▶ [Exercise task]: Transcribe each record below word for word.

Recorded data:
= = = =

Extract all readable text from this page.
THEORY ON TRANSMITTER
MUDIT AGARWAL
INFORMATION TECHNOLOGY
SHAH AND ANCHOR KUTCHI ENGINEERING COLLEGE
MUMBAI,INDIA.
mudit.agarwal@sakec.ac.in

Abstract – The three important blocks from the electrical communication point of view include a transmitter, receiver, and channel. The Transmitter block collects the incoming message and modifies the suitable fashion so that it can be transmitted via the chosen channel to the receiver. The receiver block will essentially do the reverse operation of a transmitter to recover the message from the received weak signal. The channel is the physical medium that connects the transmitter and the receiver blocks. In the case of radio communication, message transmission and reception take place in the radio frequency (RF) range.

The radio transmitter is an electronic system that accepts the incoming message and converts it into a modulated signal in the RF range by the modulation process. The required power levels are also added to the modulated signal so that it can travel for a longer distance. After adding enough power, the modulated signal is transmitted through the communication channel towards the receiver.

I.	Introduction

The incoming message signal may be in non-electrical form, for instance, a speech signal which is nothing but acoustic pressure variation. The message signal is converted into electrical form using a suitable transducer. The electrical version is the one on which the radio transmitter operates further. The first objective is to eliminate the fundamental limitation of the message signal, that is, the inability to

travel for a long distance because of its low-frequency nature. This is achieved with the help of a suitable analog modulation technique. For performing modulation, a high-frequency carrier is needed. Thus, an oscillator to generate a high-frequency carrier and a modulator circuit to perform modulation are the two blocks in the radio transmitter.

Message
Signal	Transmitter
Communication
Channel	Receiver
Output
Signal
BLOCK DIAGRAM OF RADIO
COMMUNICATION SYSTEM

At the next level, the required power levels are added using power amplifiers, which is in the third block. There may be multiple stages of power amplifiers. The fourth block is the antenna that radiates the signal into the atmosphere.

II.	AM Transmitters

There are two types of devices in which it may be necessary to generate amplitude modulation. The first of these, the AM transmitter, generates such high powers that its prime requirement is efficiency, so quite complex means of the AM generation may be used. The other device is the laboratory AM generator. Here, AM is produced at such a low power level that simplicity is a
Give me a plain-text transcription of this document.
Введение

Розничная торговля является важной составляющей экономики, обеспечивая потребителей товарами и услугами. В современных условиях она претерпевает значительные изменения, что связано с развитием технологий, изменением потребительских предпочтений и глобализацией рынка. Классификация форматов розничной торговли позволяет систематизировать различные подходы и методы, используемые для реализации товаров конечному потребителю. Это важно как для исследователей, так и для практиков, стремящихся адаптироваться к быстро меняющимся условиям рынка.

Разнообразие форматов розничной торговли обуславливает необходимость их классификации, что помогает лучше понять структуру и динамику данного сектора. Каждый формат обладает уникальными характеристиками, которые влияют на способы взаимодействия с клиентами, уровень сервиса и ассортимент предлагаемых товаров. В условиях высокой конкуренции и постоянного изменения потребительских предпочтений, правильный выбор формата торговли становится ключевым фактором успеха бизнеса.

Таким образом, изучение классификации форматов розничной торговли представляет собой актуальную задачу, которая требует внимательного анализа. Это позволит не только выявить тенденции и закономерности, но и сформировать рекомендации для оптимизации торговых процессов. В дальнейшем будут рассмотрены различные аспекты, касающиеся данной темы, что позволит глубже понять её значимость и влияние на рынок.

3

= = = =

▶ [Exercise output]:
Extract all readable text from this page.
THEORY ON TRANSMITTER
MUDIT AGARWAL
INFORMATION TECHNOLOGY
SHAH AND ANCHOR KUTCHI ENGINEERING COLLEGE
MUMBAI,INDIA.
mudit.agarwal@sakec.ac.in

Abstract – The three important blocks from the electrical communication point of view include a transmitter, receiver, and channel. The Transmitter block collects the incoming message and modifies the suitable fashion so that it can be transmitted via the chosen channel to the receiver. The receiver block will essentially do the reverse operation of a transmitter to recover the message from the received weak signal. The channel is the physical medium that connects the transmitter and the receiver blocks. In the case of radio communication, message transmission and reception take place in the radio frequency (RF) range.

The radio transmitter is an electronic system that accepts the incoming message and converts it into a modulated signal in the RF range by the modulation process. The required power levels are also added to the modulated signal so that it can travel for a longer distance. After adding enough power, the modulated signal is transmitted through the communication channel towards the receiver.

I.	Introduction

The incoming message signal may be in non-electrical form, for instance, a speech signal which is nothing but acoustic pressure variation. The message signal is converted into electrical form using a suitable transducer. The electrical version is the one on which the radio transmitter operates further. The first objective is to eliminate the fundamental limitation of the message signal, that is, the inability to

travel for a long distance because of its low-frequency nature. This is achieved with the help of a suitable analog modulation technique. For performing modulation, a high-frequency carrier is needed. Thus, an oscillator to generate a high-frequency carrier and a modulator circuit to perform modulation are the two blocks in the radio transmitter.

Message
Signal	Transmitter
Communication
Channel	Receiver
Output
Signal
BLOCK DIAGRAM OF RADIO
COMMUNICATION SYSTEM

At the next level, the required power levels are added using power amplifiers, which is in the third block. There may be multiple stages of power amplifiers. The fourth block is the antenna that radiates the signal into the atmosphere.

II.	AM Transmitters

There are two types of devices in which it may be necessary to generate amplitude modulation. The first of these, the AM transmitter, generates such high powers that its prime requirement is efficiency, so quite complex means of the AM generation may be used. The other device is the laboratory AM generator. Here, AM is produced at such a low power level that simplicity is a
Give me a plain-text transcription of this document.
Введение

Розничная торговля является важной составляющей экономики, обеспечивая потребителей товарами и услугами. В современных условиях она претерпевает значительные изменения, что связано с развитием технологий, изменением потребительских предпочтений и глобализацией рынка. Классификация форматов розничной торговли позволяет систематизировать различные подходы и методы, используемые для реализации товаров конечному потребителю. Это важно как для исследователей, так и для практиков, стремящихся адаптироваться к быстро меняющимся условиям рынка.

Разнообразие форматов розничной торговли обуславливает необходимость их классификации, что помогает лучше понять структуру и динамику данного сектора. Каждый формат обладает уникальными характеристиками, которые влияют на способы взаимодействия с клиентами, уровень сервиса и ассортимент предлагаемых товаров. В условиях высокой конкуренции и постоянного изменения потребительских предпочтений, правильный выбор формата торговли становится ключевым фактором успеха бизнеса.

Таким образом, изучение классификации форматов розничной торговли представляет собой актуальную задачу, которая требует внимательного анализа. Это позволит не только выявить тенденции и закономерности, но и сформировать рекомендации для оптимизации торговых процессов. В дальнейшем будут рассмотрены различные аспекты, касающиеся данной темы, что позволит глубже понять её значимость и влияние на рынок.

3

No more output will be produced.